-------- Excerpt --------

Is regulation of foreign trade justifiable protectionism, a hindrance to economic progress, or (insert third option here)?
6/12/2008 11:22:31 AM
in most cases, hindrance to economic progress.When we have protectionist trade policies, the consumer loses because they're probably paying above market for goods that could be made more efficiently elsewhere.
6/12/2008 11:24:10 AM
A hinderance to economic progress. Here is the twist: the individuals that lose their jobs to overseas competition under free trade only lose their job a few times, suffering lower wages for a total of a few years, depending on individual circumstances. However, under trade restrictions they would be paying higher prices and earning lower wages their entire life. As such, even those that are labelled as being "harmed by trade" are better off on average under a free-trade system.[Edited on June 12, 2008 at 11:33 AM. Reason : .,.]
6/12/2008 11:33:21 AM
My understanding was that fewer of the high-paying jobs sometimes cited are available, since fewer repair techs or managers are needed than the higher-paid industrial workers, so where are these other people going? I can buy your higher prices argument, Snark, but where are you getting "lower wages"?

-------- Record set --------

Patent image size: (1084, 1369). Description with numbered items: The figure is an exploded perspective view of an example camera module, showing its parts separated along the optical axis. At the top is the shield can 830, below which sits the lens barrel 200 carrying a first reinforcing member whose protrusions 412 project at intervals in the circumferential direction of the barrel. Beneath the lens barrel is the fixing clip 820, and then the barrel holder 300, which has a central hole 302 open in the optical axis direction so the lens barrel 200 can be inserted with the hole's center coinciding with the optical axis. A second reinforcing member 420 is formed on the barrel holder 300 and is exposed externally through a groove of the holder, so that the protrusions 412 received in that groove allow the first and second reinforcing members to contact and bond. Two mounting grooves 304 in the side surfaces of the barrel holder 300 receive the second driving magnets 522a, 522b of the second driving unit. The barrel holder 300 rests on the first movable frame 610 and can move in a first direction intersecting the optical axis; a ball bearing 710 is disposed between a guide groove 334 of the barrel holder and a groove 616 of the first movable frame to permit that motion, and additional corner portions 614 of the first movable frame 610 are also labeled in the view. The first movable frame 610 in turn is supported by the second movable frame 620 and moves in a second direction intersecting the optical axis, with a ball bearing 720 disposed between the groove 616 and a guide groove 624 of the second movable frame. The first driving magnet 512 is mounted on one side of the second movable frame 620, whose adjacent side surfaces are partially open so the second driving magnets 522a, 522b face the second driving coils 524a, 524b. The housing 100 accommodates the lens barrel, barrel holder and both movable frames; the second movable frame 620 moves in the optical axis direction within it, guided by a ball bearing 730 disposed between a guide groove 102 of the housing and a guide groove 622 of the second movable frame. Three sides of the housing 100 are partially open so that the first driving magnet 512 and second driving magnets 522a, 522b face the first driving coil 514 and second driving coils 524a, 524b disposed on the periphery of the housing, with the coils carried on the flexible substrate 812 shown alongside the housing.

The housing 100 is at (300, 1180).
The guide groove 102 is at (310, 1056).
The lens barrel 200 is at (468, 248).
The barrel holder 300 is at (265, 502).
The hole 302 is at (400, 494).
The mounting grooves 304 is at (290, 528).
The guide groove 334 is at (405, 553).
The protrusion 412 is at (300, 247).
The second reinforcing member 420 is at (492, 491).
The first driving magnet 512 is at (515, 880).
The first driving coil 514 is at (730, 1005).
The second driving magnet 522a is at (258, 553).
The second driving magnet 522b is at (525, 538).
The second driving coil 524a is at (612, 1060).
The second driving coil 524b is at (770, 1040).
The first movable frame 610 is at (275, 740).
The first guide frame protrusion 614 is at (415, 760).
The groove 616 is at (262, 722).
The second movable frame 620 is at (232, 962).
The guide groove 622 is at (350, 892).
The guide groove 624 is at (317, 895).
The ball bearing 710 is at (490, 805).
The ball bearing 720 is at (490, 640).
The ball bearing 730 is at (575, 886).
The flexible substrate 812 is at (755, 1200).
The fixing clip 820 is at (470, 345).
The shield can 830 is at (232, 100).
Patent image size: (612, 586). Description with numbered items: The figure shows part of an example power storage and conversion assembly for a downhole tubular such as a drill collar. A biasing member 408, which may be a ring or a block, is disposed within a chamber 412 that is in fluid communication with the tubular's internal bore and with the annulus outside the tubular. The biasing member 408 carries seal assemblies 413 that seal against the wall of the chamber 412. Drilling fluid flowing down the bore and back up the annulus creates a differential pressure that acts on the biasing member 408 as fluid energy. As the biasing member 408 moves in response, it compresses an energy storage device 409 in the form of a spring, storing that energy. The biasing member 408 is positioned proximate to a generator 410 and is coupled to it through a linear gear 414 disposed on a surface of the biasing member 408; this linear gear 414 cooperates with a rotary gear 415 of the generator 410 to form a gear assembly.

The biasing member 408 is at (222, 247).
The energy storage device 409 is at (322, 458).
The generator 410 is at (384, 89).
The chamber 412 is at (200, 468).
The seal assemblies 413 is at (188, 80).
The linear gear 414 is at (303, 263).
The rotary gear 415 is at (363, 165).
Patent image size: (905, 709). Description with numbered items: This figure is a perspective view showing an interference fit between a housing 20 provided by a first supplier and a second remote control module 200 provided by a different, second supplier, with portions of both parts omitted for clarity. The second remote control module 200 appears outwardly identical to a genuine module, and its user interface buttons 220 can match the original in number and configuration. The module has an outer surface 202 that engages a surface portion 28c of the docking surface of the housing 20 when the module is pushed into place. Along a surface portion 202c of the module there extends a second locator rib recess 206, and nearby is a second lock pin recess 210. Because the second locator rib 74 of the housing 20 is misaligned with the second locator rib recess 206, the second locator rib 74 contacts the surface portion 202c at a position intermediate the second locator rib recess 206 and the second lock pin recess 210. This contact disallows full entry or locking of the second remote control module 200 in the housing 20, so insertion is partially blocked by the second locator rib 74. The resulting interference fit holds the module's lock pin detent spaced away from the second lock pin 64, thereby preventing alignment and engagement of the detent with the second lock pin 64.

--------

» **Assignment 1**:
Answer these questions from the discussion of foreign trade regulation, marking each answer as the question is marked.
(a) According to the first reply, why does the consumer lose under protectionist trade policies?
(b) According to the second reply, for how long do people who lose jobs to overseas competition under free trade suffer lower wages?
(c) In the last post, which part of Snark's argument does the writer question?
» **Assignment 2**:
Using the discussion of foreign trade regulation, explain in one to three sentences why the second reply says that even people "harmed by trade" are better off on average under free trade.
» **Assignment 3**:
Continue the discussion of foreign trade regulation from the end of its last post.

» **Task result 1**:
(a) The consumer is probably paying above market for goods that could be made more efficiently elsewhere.
(b) For a total of a few years, depending on individual circumstances.
(c) The claim about "lower wages."

» **Task result 2**:
People who lose jobs to overseas competition under free trade lose them only a few times and suffer lower wages for a total of a few years. Under trade restrictions, they would pay higher prices and earn lower wages their entire life.

» **Task result 3**:
6/12/2008 11:53:08 AM
Your mistake lies in assuming that, if a worker is temporarily replaced by better machinery or lower-priced foreign labor, then there's now nothing for him to do. Temporarily, he's out of work yes. However, there's always some new productive enterprise his services can be employed in. Consumer demands aren't a fixed pie that workers have to fight each other over a chance to fill. Consumers will always be able to consume more if you can produce it and they can afford it. Work isn't a finite resource that can be used up. If someone finds out a way to get more work done by hiring fewer people, then there's always going to be a way to figure out how to do more work. Ultimately though, work isn't the goal, its the produce of work that matters. If we could all have 10 times as much for half the work, then that would be fucking awesome.
6/12/2008 12:04:30 PM
I don't doubt that they get jobs again, very few people want to be out of work. I'm concerned for the quality of those jobs, i.e. flipping burgers/greeting people at Wal-mart until they're 75, because I'm an avowed bleeding heart, but it looks like I'm confusing politics with economics again.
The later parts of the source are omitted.